Dataset items
# # # # #
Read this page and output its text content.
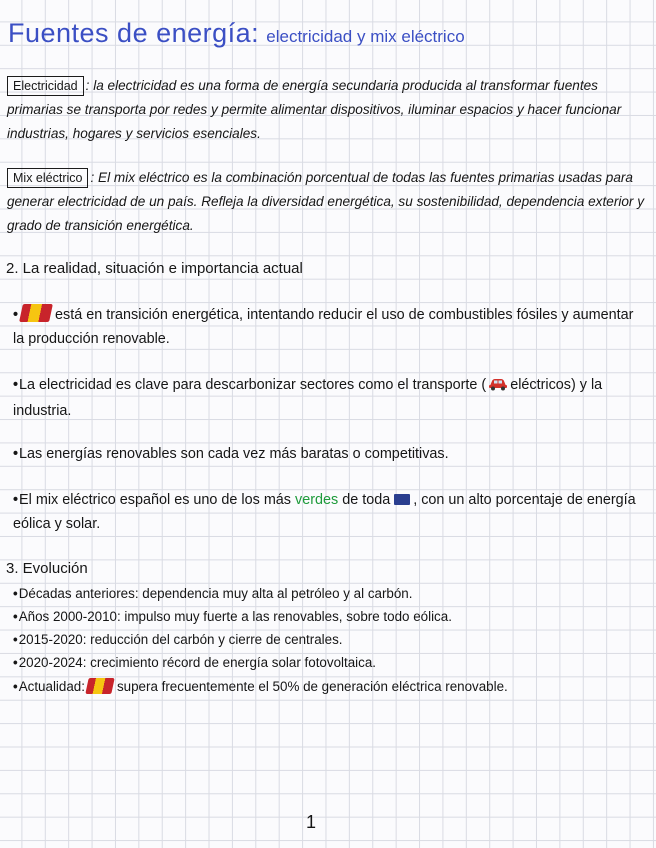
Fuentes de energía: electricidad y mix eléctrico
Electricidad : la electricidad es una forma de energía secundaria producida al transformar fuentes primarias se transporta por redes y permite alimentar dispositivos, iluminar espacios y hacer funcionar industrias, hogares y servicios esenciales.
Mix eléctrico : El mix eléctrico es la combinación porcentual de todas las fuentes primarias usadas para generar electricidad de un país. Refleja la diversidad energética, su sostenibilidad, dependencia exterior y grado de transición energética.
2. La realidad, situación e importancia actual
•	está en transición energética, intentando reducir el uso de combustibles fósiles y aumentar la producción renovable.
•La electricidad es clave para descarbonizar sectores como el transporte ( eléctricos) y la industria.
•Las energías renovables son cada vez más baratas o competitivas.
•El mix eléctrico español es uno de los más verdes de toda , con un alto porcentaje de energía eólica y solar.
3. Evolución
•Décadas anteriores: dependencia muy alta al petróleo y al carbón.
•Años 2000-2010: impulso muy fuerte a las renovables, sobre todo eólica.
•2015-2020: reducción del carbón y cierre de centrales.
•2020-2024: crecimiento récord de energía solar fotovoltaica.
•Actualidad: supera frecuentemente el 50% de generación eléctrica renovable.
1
# # # # #
Set task: The records above need to be given again exactly. Omit the pictures.

Response:
Read this page and output its text content.
Fuentes de energía: electricidad y mix eléctrico
Electricidad : la electricidad es una forma de energía secundaria producida al transformar fuentes primarias se transporta por redes y permite alimentar dispositivos, iluminar espacios y hacer funcionar industrias, hogares y servicios esenciales.
Mix eléctrico : El mix eléctrico es la combinación porcentual de todas las fuentes primarias usadas para generar electricidad de un país. Refleja la diversidad energética, su sostenibilidad, dependencia exterior y grado de transición energética.
2. La realidad, situación e importancia actual
•	está en transición energética, intentando reducir el uso de combustibles fósiles y aumentar la producción renovable.
•La electricidad es clave para descarbonizar sectores como el transporte ( eléctricos) y la industria.
•Las energías renovables son cada vez más baratas o competitivas.
•El mix eléctrico español es uno de los más verdes de toda , con un alto porcentaje de energía eólica y solar.
3. Evolución
•Décadas anteriores: dependencia muy alta al petróleo y al carbón.
•Años 2000-2010: impulso muy fuerte a las renovables, sobre todo eólica.
•2015-2020: reducción del carbón y cierre de centrales.
•2020-2024: crecimiento récord de energía solar fotovoltaica.
•Actualidad: supera frecuentemente el 50% de generación eléctrica renovable.
1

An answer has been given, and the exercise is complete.